Requirement: Find each line with the string "image" and report it.
>>
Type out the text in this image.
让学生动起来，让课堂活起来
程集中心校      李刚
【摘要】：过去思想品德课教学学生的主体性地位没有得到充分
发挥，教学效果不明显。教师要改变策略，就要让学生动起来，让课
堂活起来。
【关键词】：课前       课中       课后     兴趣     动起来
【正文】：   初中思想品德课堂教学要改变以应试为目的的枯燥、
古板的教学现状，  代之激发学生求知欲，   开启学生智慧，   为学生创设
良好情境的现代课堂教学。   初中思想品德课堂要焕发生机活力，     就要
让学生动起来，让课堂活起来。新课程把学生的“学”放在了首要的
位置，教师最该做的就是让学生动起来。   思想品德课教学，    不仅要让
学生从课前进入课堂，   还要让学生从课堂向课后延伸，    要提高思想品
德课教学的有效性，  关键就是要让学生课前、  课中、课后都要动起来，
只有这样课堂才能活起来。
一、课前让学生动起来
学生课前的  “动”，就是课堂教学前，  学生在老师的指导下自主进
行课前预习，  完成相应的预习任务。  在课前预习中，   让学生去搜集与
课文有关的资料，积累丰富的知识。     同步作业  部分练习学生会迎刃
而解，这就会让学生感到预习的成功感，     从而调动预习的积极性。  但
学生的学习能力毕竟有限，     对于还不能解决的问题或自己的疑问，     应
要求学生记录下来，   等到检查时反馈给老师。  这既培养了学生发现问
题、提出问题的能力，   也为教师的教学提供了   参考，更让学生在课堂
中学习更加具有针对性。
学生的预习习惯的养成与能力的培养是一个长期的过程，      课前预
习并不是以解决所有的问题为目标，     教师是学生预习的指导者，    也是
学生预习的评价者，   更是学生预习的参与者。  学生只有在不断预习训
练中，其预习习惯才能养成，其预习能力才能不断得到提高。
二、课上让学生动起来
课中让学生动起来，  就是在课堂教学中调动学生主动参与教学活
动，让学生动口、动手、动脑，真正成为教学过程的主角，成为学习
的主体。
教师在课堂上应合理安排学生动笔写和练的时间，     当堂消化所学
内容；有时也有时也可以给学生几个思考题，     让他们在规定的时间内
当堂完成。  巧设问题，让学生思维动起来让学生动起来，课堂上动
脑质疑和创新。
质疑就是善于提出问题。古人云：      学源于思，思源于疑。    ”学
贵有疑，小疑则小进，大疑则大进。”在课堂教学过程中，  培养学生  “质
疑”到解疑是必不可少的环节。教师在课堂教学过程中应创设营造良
<<
>>
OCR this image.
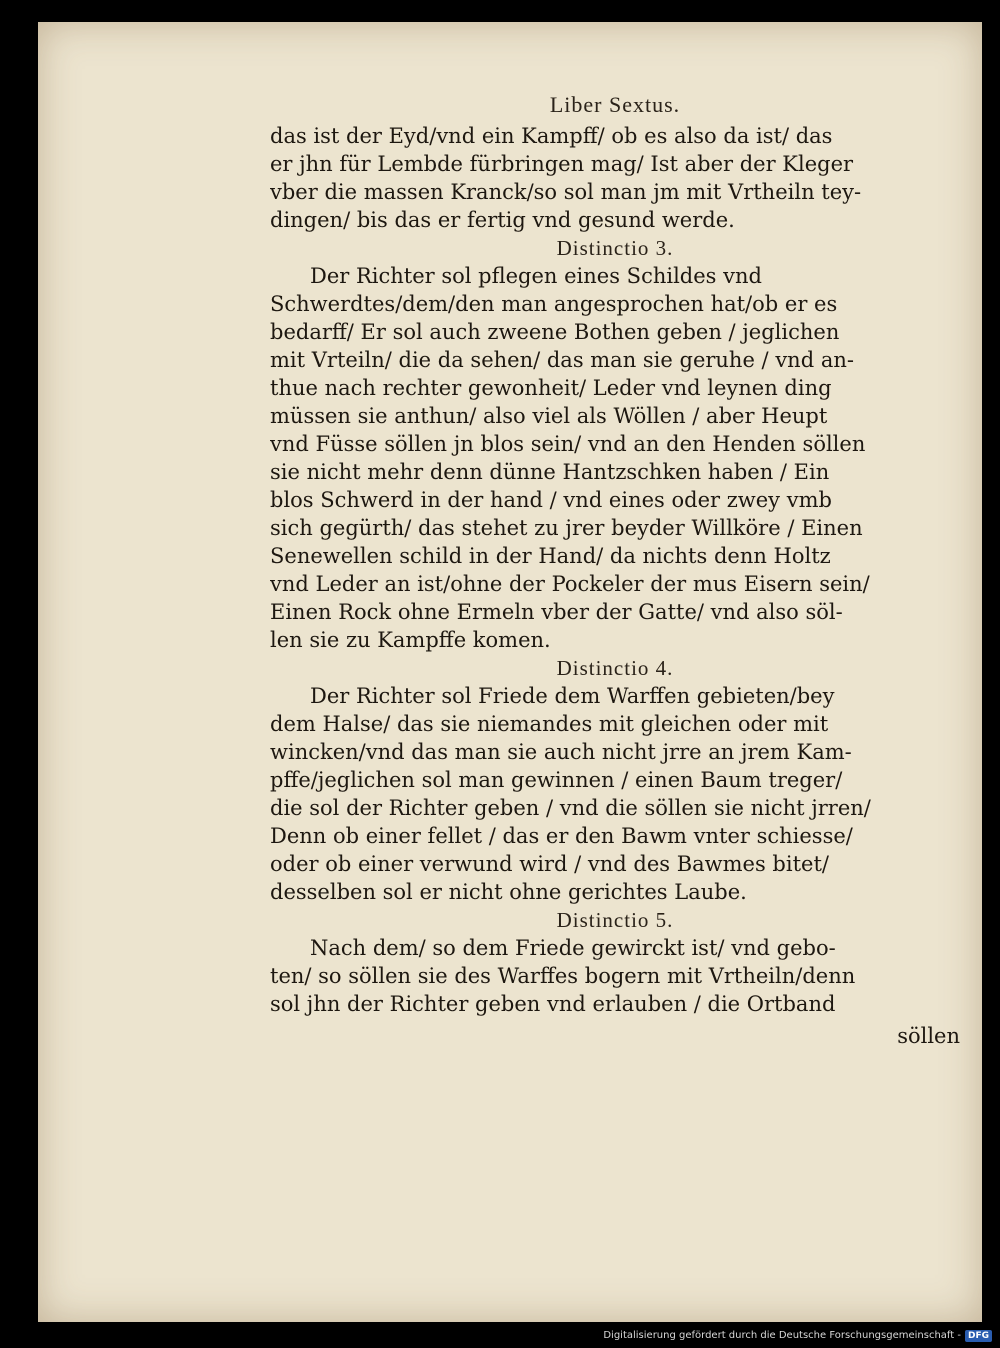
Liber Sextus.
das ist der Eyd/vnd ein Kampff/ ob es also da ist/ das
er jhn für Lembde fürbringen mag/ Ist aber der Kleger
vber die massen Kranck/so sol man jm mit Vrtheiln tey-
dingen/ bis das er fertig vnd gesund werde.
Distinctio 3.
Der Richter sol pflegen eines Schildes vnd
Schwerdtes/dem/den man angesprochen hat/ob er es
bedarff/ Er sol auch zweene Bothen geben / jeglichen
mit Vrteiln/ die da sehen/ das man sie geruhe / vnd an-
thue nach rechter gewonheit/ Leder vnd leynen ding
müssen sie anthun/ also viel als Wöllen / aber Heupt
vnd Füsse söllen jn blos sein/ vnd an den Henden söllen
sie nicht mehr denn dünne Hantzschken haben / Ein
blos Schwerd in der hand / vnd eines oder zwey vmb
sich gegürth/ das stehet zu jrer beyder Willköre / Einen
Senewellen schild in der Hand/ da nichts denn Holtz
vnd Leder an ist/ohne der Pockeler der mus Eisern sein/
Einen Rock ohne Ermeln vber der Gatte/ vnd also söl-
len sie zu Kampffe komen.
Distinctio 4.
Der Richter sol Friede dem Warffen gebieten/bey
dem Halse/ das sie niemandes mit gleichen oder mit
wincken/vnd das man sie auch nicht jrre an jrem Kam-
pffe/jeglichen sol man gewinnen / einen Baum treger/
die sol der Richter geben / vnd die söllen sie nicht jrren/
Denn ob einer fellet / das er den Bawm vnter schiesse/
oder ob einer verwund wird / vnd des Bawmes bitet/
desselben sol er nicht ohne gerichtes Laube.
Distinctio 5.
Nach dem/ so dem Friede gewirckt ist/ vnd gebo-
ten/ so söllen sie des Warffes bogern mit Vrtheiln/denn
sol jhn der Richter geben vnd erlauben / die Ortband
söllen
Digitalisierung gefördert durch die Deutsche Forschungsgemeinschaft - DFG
<<
Problem solution:
Type out the text in this image.
OCR this image.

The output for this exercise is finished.